Challenge:
Reproduce the listing from its start through the line containing "The wall 172 is at (574, 297).", replacing "separator" with "cleaning unit" and leaving everything else unchanged.

Working data:
[start]
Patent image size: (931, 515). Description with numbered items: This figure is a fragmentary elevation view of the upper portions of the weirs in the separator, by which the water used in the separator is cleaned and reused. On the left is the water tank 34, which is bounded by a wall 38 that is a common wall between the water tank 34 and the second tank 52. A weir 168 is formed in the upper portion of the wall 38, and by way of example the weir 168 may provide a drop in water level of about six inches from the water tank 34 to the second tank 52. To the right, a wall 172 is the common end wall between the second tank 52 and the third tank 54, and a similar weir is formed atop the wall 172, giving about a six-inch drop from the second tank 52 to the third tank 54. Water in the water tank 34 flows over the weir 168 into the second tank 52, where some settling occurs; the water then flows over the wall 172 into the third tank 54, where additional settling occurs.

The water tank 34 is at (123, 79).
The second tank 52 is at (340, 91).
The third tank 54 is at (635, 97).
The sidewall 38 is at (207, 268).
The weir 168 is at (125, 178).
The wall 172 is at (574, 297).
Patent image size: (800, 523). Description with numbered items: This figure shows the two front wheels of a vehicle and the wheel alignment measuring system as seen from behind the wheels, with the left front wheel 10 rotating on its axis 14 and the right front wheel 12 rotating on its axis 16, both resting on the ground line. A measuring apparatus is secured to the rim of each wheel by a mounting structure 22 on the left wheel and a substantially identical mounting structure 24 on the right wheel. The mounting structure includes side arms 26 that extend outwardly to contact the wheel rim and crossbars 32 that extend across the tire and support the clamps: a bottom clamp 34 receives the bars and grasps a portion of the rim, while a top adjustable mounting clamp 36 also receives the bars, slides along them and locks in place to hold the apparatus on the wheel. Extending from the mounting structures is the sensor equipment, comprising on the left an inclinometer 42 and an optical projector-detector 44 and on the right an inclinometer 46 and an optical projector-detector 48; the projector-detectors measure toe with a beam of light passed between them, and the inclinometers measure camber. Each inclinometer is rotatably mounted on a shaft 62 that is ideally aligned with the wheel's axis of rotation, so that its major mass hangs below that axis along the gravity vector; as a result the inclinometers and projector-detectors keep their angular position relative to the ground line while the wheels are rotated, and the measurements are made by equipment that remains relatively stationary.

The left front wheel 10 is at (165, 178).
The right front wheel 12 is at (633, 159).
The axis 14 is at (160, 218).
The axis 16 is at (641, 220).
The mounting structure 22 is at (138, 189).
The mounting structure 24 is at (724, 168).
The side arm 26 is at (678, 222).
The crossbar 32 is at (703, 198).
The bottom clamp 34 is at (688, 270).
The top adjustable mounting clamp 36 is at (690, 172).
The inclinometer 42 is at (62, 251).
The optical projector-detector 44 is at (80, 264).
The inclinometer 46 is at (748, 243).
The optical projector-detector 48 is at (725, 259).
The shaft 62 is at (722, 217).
[end]
Written answer:
Patent image size: (931, 515). Description with numbered items: This figure is a fragmentary elevation view of the upper portions of the weirs in the cleaning unit, by which the water used in the cleaning unit is cleaned and reused. On the left is the water tank 34, which is bounded by a wall 38 that is a common wall between the water tank 34 and the second tank 52. A weir 168 is formed in the upper portion of the wall 38, and by way of example the weir 168 may provide a drop in water level of about six inches from the water tank 34 to the second tank 52. To the right, a wall 172 is the common end wall between the second tank 52 and the third tank 54, and a similar weir is formed atop the wall 172, giving about a six-inch drop from the second tank 52 to the third tank 54. Water in the water tank 34 flows over the weir 168 into the second tank 52, where some settling occurs; the water then flows over the wall 172 into the third tank 54, where additional settling occurs.

The water tank 34 is at (123, 79).
The second tank 52 is at (340, 91).
The third tank 54 is at (635, 97).
The sidewall 38 is at (207, 268).
The weir 168 is at (125, 178).
The wall 172 is at (574, 297).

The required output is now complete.